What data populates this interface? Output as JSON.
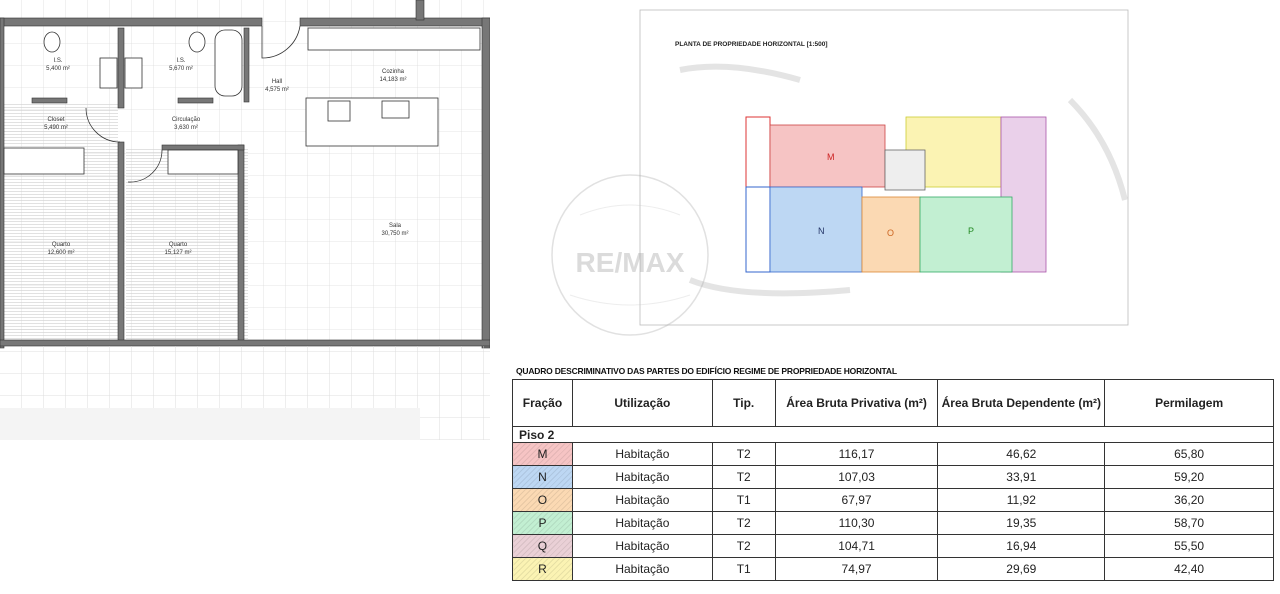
{
  "floor_plan": {
    "rooms": [
      {
        "name": "I.S.",
        "area": "5,400 m²"
      },
      {
        "name": "I.S.",
        "area": "5,670 m²"
      },
      {
        "name": "Hall",
        "area": "4,575 m²"
      },
      {
        "name": "Cozinha",
        "area": "14,183 m²"
      },
      {
        "name": "Closet",
        "area": "5,490 m²"
      },
      {
        "name": "Circulação",
        "area": "3,630 m²"
      },
      {
        "name": "Sala",
        "area": "30,750 m²"
      },
      {
        "name": "Quarto",
        "area": "12,600 m²"
      },
      {
        "name": "Quarto",
        "area": "15,127 m²"
      }
    ]
  },
  "site_plan": {
    "title": "PLANTA DE PROPRIEDADE HORIZONTAL [1:500]",
    "labels": [
      "M",
      "N",
      "O",
      "P"
    ],
    "watermark": "RE/MAX"
  },
  "table": {
    "title": "QUADRO DESCRIMINATIVO DAS PARTES DO EDIFÍCIO REGIME DE PROPRIEDADE HORIZONTAL",
    "headers": [
      "Fração",
      "Utilização",
      "Tip.",
      "Área Bruta Privativa (m²)",
      "Área Bruta Dependente (m²)",
      "Permilagem"
    ],
    "section": "Piso 2",
    "rows": [
      {
        "fracao": "M",
        "utilizacao": "Habitação",
        "tip": "T2",
        "privativa": "116,17",
        "dependente": "46,62",
        "permilagem": "65,80",
        "color": "#f6c4c4"
      },
      {
        "fracao": "N",
        "utilizacao": "Habitação",
        "tip": "T2",
        "privativa": "107,03",
        "dependente": "33,91",
        "permilagem": "59,20",
        "color": "#bdd7f3"
      },
      {
        "fracao": "O",
        "utilizacao": "Habitação",
        "tip": "T1",
        "privativa": "67,97",
        "dependente": "11,92",
        "permilagem": "36,20",
        "color": "#fbd9b3"
      },
      {
        "fracao": "P",
        "utilizacao": "Habitação",
        "tip": "T2",
        "privativa": "110,30",
        "dependente": "19,35",
        "permilagem": "58,70",
        "color": "#c2efd2"
      },
      {
        "fracao": "Q",
        "utilizacao": "Habitação",
        "tip": "T2",
        "privativa": "104,71",
        "dependente": "16,94",
        "permilagem": "55,50",
        "color": "#ead0d6"
      },
      {
        "fracao": "R",
        "utilizacao": "Habitação",
        "tip": "T1",
        "privativa": "74,97",
        "dependente": "29,69",
        "permilagem": "42,40",
        "color": "#fbf3b3"
      }
    ]
  }
}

· · ·

Reproduce the full listing faithfully, but do not carry over any pictures.

### Complete answer
What data populates this interface? Output as JSON.
{
  "floor_plan": {
    "rooms": [
      {
        "name": "I.S.",
        "area": "5,400 m²"
      },
      {
        "name": "I.S.",
        "area": "5,670 m²"
      },
      {
        "name": "Hall",
        "area": "4,575 m²"
      },
      {
        "name": "Cozinha",
        "area": "14,183 m²"
      },
      {
        "name": "Closet",
        "area": "5,490 m²"
      },
      {
        "name": "Circulação",
        "area": "3,630 m²"
      },
      {
        "name": "Sala",
        "area": "30,750 m²"
      },
      {
        "name": "Quarto",
        "area": "12,600 m²"
      },
      {
        "name": "Quarto",
        "area": "15,127 m²"
      }
    ]
  },
  "site_plan": {
    "title": "PLANTA DE PROPRIEDADE HORIZONTAL [1:500]",
    "labels": [
      "M",
      "N",
      "O",
      "P"
    ],
    "watermark": "RE/MAX"
  },
  "table": {
    "title": "QUADRO DESCRIMINATIVO DAS PARTES DO EDIFÍCIO REGIME DE PROPRIEDADE HORIZONTAL",
    "headers": [
      "Fração",
      "Utilização",
      "Tip.",
      "Área Bruta Privativa (m²)",
      "Área Bruta Dependente (m²)",
      "Permilagem"
    ],
    "section": "Piso 2",
    "rows": [
      {
        "fracao": "M",
        "utilizacao": "Habitação",
        "tip": "T2",
        "privativa": "116,17",
        "dependente": "46,62",
        "permilagem": "65,80",
        "color": "#f6c4c4"
      },
      {
        "fracao": "N",
        "utilizacao": "Habitação",
        "tip": "T2",
        "privativa": "107,03",
        "dependente": "33,91",
        "permilagem": "59,20",
        "color": "#bdd7f3"
      },
      {
        "fracao": "O",
        "utilizacao": "Habitação",
        "tip": "T1",
        "privativa": "67,97",
        "dependente": "11,92",
        "permilagem": "36,20",
        "color": "#fbd9b3"
      },
      {
        "fracao": "P",
        "utilizacao": "Habitação",
        "tip": "T2",
        "privativa": "110,30",
        "dependente": "19,35",
        "permilagem": "58,70",
        "color": "#c2efd2"
      },
      {
        "fracao": "Q",
        "utilizacao": "Habitação",
        "tip": "T2",
        "privativa": "104,71",
        "dependente": "16,94",
        "permilagem": "55,50",
        "color": "#ead0d6"
      },
      {
        "fracao": "R",
        "utilizacao": "Habitação",
        "tip": "T1",
        "privativa": "74,97",
        "dependente": "29,69",
        "permilagem": "42,40",
        "color": "#fbf3b3"
      }
    ]
  }
}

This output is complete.